Saved data entries:
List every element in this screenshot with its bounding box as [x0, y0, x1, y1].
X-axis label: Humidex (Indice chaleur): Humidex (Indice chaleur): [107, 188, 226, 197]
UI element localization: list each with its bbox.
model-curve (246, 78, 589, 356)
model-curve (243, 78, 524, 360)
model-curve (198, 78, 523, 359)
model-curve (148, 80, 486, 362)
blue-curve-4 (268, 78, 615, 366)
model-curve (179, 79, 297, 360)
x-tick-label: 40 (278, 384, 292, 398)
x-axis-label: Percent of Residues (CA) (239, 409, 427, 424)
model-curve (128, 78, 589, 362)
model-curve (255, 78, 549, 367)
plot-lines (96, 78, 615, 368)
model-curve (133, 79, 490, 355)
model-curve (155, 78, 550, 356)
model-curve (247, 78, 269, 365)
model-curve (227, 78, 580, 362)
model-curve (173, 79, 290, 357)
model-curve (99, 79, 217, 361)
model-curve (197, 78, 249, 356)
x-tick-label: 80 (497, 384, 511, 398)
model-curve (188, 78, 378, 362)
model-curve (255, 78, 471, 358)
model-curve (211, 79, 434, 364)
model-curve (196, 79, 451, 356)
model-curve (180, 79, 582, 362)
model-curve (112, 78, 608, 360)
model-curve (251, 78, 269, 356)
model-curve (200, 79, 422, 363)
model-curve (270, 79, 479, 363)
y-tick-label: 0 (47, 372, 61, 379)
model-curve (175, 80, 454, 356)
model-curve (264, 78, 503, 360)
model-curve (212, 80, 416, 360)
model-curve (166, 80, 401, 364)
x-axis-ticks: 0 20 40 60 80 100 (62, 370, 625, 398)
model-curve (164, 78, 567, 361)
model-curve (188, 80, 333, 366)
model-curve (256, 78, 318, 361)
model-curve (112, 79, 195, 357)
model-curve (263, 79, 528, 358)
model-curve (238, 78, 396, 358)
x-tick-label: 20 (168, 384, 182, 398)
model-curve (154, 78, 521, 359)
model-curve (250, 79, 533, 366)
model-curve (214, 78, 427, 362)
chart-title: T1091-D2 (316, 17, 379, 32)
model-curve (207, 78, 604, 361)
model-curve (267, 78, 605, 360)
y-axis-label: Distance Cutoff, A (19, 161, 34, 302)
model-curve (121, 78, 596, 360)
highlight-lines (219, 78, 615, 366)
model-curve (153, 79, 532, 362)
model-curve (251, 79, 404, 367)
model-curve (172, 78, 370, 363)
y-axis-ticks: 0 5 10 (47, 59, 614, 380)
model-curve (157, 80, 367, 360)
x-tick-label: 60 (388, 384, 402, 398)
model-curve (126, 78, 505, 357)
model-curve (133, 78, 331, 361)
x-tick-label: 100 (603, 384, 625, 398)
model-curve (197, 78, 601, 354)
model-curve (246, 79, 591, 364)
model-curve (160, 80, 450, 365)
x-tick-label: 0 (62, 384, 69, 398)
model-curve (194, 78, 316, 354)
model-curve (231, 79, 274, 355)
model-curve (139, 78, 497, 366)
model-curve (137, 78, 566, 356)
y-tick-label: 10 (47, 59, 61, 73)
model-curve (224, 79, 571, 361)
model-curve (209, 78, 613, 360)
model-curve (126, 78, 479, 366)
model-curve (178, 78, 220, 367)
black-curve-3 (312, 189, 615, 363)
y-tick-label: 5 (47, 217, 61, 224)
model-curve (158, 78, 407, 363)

◆ **EXERCISE TASK**:
Output every row unchanged, starting with the first row and continuing through the line that contains "model-curve (212, 80, 416, 360)", with that line included.

◆ **COMPLETE ANSWER**:
List every element in this screenshot with its bounding box as [x0, y0, x1, y1].
X-axis label: Humidex (Indice chaleur): Humidex (Indice chaleur): [107, 188, 226, 197]
UI element localization: list each with its bbox.
model-curve (246, 78, 589, 356)
model-curve (243, 78, 524, 360)
model-curve (198, 78, 523, 359)
model-curve (148, 80, 486, 362)
blue-curve-4 (268, 78, 615, 366)
model-curve (179, 79, 297, 360)
x-tick-label: 40 (278, 384, 292, 398)
x-axis-label: Percent of Residues (CA) (239, 409, 427, 424)
model-curve (128, 78, 589, 362)
model-curve (255, 78, 549, 367)
plot-lines (96, 78, 615, 368)
model-curve (133, 79, 490, 355)
model-curve (155, 78, 550, 356)
model-curve (247, 78, 269, 365)
model-curve (227, 78, 580, 362)
model-curve (173, 79, 290, 357)
model-curve (99, 79, 217, 361)
model-curve (197, 78, 249, 356)
x-tick-label: 80 (497, 384, 511, 398)
model-curve (188, 78, 378, 362)
model-curve (255, 78, 471, 358)
model-curve (211, 79, 434, 364)
model-curve (196, 79, 451, 356)
model-curve (180, 79, 582, 362)
model-curve (112, 78, 608, 360)
model-curve (251, 78, 269, 356)
model-curve (200, 79, 422, 363)
model-curve (270, 79, 479, 363)
y-tick-label: 0 (47, 372, 61, 379)
model-curve (175, 80, 454, 356)
model-curve (264, 78, 503, 360)
model-curve (212, 80, 416, 360)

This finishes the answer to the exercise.